- [DIRECTIONS FOR THIS TASK] Quote the data below in full, minus the images.
··········
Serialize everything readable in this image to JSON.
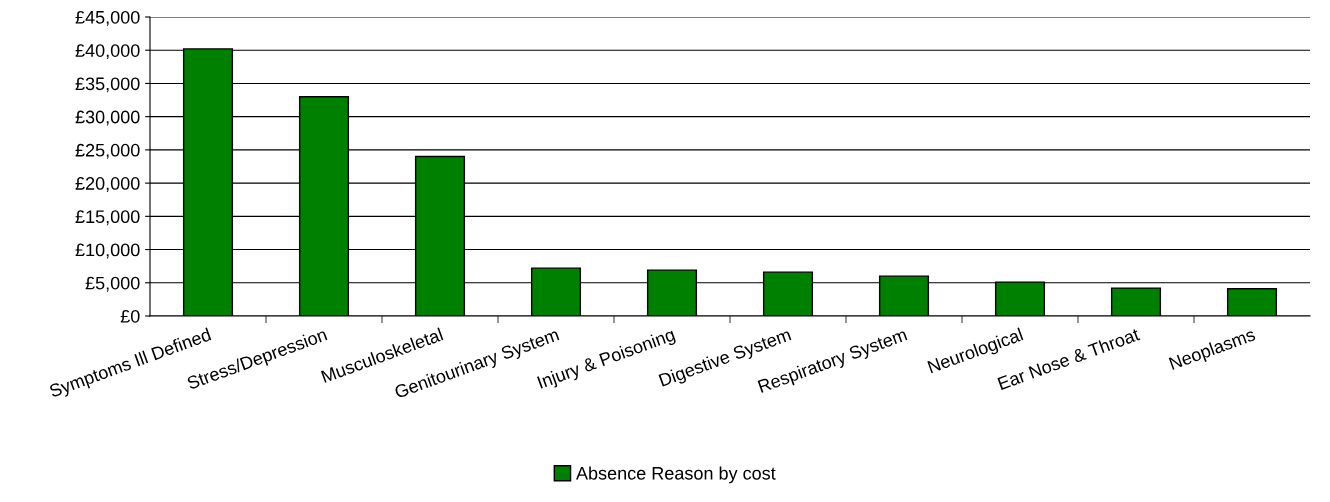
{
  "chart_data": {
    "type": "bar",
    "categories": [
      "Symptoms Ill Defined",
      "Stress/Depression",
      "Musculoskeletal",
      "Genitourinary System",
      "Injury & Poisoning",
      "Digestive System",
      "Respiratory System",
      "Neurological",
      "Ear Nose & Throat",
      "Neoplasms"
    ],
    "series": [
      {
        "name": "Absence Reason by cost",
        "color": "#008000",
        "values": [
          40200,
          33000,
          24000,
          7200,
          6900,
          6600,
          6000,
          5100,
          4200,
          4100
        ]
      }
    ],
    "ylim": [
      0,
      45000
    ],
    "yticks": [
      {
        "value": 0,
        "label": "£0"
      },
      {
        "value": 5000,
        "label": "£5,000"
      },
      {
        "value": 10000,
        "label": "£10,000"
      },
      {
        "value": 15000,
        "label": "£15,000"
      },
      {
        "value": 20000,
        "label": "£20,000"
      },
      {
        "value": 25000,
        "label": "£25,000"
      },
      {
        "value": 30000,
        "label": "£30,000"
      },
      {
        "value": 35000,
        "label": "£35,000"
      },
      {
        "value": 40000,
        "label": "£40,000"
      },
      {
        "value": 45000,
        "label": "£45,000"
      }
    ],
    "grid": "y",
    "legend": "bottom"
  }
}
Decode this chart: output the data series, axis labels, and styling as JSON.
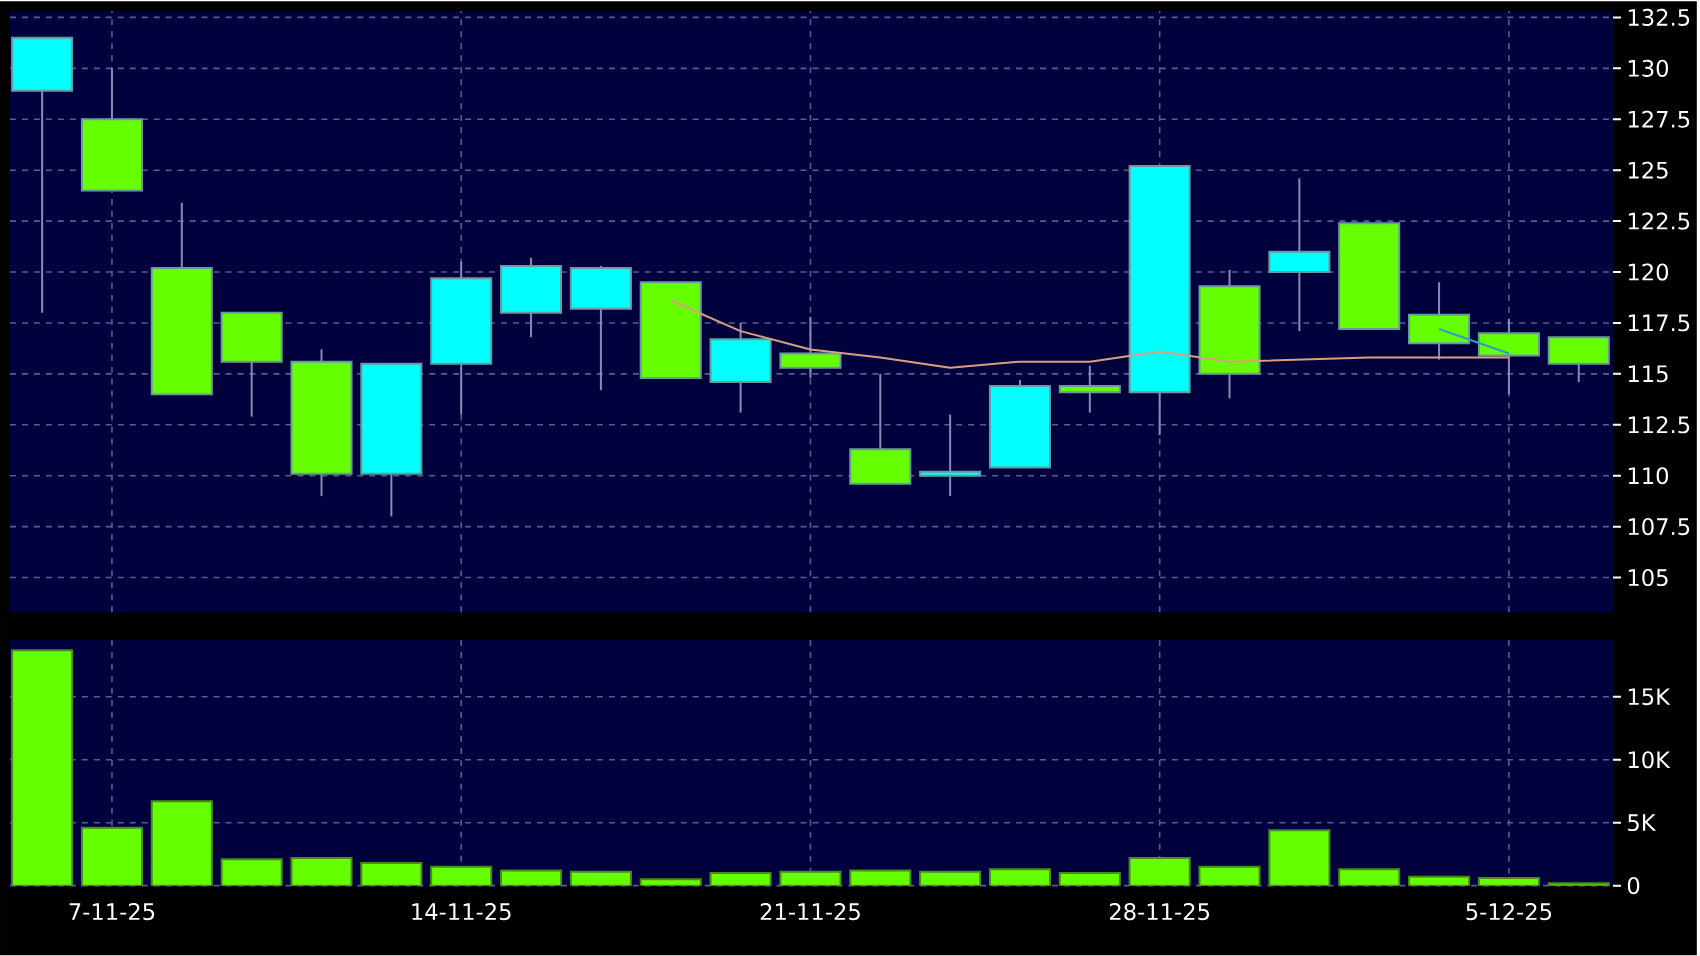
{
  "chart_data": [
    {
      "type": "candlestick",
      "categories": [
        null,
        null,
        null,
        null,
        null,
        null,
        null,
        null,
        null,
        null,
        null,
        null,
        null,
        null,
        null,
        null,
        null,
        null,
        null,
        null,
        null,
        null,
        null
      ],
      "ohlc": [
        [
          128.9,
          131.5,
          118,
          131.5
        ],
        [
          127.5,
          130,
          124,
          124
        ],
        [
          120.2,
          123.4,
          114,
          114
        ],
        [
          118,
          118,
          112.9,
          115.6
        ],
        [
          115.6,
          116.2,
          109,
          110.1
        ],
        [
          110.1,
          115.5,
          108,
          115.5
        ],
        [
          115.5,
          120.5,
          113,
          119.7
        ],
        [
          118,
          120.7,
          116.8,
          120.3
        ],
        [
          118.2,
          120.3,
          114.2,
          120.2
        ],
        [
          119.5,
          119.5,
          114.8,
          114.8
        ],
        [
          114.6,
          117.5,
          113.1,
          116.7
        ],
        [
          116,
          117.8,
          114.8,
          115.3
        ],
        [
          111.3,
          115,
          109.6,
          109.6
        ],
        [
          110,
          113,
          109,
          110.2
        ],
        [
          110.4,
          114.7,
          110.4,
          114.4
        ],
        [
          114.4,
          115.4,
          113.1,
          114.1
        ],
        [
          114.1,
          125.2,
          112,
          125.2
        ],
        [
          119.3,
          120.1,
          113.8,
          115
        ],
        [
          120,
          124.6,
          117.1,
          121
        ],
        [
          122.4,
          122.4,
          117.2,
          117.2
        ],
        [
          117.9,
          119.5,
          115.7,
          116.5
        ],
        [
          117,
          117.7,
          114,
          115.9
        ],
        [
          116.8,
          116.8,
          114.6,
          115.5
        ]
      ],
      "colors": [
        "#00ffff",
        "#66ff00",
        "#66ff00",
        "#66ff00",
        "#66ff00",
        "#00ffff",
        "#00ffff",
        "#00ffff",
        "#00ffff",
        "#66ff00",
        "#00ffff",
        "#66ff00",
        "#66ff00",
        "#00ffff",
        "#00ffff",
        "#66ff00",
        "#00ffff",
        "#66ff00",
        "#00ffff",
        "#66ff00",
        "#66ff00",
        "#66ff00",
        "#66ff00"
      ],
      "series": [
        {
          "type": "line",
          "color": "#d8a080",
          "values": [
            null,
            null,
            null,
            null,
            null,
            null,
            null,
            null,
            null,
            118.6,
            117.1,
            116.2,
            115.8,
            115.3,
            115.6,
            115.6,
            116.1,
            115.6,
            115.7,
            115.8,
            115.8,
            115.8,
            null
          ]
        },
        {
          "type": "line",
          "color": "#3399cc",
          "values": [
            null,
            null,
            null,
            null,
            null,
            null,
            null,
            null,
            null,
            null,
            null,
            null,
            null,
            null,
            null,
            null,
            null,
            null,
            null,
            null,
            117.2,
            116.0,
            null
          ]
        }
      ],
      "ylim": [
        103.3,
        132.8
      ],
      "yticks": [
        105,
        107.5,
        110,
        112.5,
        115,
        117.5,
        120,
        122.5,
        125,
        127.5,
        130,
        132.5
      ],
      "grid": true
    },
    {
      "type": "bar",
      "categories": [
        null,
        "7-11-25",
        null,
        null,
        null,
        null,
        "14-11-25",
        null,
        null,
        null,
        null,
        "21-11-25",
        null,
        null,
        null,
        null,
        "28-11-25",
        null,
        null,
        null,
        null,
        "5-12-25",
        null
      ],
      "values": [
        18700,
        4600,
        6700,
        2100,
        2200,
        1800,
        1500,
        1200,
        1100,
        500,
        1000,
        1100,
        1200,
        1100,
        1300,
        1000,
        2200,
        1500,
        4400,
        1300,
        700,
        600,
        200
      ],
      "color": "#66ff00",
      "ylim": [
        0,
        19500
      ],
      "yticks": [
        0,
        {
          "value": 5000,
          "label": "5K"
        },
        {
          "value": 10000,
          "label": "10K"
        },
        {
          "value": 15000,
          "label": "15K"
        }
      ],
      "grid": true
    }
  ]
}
··········
- [THE RESULT]
Serialize everything readable in this image to JSON.
{
  "chart_data": {
    "type": "bar",
    "categories": [
      "Symptoms Ill Defined",
      "Stress/Depression",
      "Musculoskeletal",
      "Genitourinary System",
      "Injury & Poisoning",
      "Digestive System",
      "Respiratory System",
      "Neurological",
      "Ear Nose & Throat",
      "Neoplasms"
    ],
    "series": [
      {
        "name": "Absence Reason by cost",
        "color": "#008000",
        "values": [
          40200,
          33000,
          24000,
          7200,
          6900,
          6600,
          6000,
          5100,
          4200,
          4100
        ]
      }
    ],
    "ylim": [
      0,
      45000
    ],
    "yticks": [
      {
        "value": 0,
        "label": "£0"
      },
      {
        "value": 5000,
        "label": "£5,000"
      },
      {
        "value": 10000,
        "label": "£10,000"
      },
      {
        "value": 15000,
        "label": "£15,000"
      },
      {
        "value": 20000,
        "label": "£20,000"
      },
      {
        "value": 25000,
        "label": "£25,000"
      },
      {
        "value": 30000,
        "label": "£30,000"
      },
      {
        "value": 35000,
        "label": "£35,000"
      },
      {
        "value": 40000,
        "label": "£40,000"
      },
      {
        "value": 45000,
        "label": "£45,000"
      }
    ],
    "grid": "y",
    "legend": "bottom"
  }
}
Decode this chart: output the data series, axis labels, and styling as JSON.
{
  "chart_data": [
    {
      "type": "candlestick",
      "categories": [
        null,
        null,
        null,
        null,
        null,
        null,
        null,
        null,
        null,
        null,
        null,
        null,
        null,
        null,
        null,
        null,
        null,
        null,
        null,
        null,
        null,
        null,
        null
      ],
      "ohlc": [
        [
          128.9,
          131.5,
          118,
          131.5
        ],
        [
          127.5,
          130,
          124,
          124
        ],
        [
          120.2,
          123.4,
          114,
          114
        ],
        [
          118,
          118,
          112.9,
          115.6
        ],
        [
          115.6,
          116.2,
          109,
          110.1
        ],
        [
          110.1,
          115.5,
          108,
          115.5
        ],
        [
          115.5,
          120.5,
          113,
          119.7
        ],
        [
          118,
          120.7,
          116.8,
          120.3
        ],
        [
          118.2,
          120.3,
          114.2,
          120.2
        ],
        [
          119.5,
          119.5,
          114.8,
          114.8
        ],
        [
          114.6,
          117.5,
          113.1,
          116.7
        ],
        [
          116,
          117.8,
          114.8,
          115.3
        ],
        [
          111.3,
          115,
          109.6,
          109.6
        ],
        [
          110,
          113,
          109,
          110.2
        ],
        [
          110.4,
          114.7,
          110.4,
          114.4
        ],
        [
          114.4,
          115.4,
          113.1,
          114.1
        ],
        [
          114.1,
          125.2,
          112,
          125.2
        ],
        [
          119.3,
          120.1,
          113.8,
          115
        ],
        [
          120,
          124.6,
          117.1,
          121
        ],
        [
          122.4,
          122.4,
          117.2,
          117.2
        ],
        [
          117.9,
          119.5,
          115.7,
          116.5
        ],
        [
          117,
          117.7,
          114,
          115.9
        ],
        [
          116.8,
          116.8,
          114.6,
          115.5
        ]
      ],
      "colors": [
        "#00ffff",
        "#66ff00",
        "#66ff00",
        "#66ff00",
        "#66ff00",
        "#00ffff",
        "#00ffff",
        "#00ffff",
        "#00ffff",
        "#66ff00",
        "#00ffff",
        "#66ff00",
        "#66ff00",
        "#00ffff",
        "#00ffff",
        "#66ff00",
        "#00ffff",
        "#66ff00",
        "#00ffff",
        "#66ff00",
        "#66ff00",
        "#66ff00",
        "#66ff00"
      ],
      "series": [
        {
          "type": "line",
          "color": "#d8a080",
          "values": [
            null,
            null,
            null,
            null,
            null,
            null,
            null,
            null,
            null,
            118.6,
            117.1,
            116.2,
            115.8,
            115.3,
            115.6,
            115.6,
            116.1,
            115.6,
            115.7,
            115.8,
            115.8,
            115.8,
            null
          ]
        },
        {
          "type": "line",
          "color": "#3399cc",
          "values": [
            null,
            null,
            null,
            null,
            null,
            null,
            null,
            null,
            null,
            null,
            null,
            null,
            null,
            null,
            null,
            null,
            null,
            null,
            null,
            null,
            117.2,
            116.0,
            null
          ]
        }
      ],
      "ylim": [
        103.3,
        132.8
      ],
      "yticks": [
        105,
        107.5,
        110,
        112.5,
        115,
        117.5,
        120,
        122.5,
        125,
        127.5,
        130,
        132.5
      ],
      "grid": true
    },
    {
      "type": "bar",
      "categories": [
        null,
        "7-11-25",
        null,
        null,
        null,
        null,
        "14-11-25",
        null,
        null,
        null,
        null,
        "21-11-25",
        null,
        null,
        null,
        null,
        "28-11-25",
        null,
        null,
        null,
        null,
        "5-12-25",
        null
      ],
      "values": [
        18700,
        4600,
        6700,
        2100,
        2200,
        1800,
        1500,
        1200,
        1100,
        500,
        1000,
        1100,
        1200,
        1100,
        1300,
        1000,
        2200,
        1500,
        4400,
        1300,
        700,
        600,
        200
      ],
      "color": "#66ff00",
      "ylim": [
        0,
        19500
      ],
      "yticks": [
        0,
        {
          "value": 5000,
          "label": "5K"
        },
        {
          "value": 10000,
          "label": "10K"
        },
        {
          "value": 15000,
          "label": "15K"
        }
      ],
      "grid": true
    }
  ]
}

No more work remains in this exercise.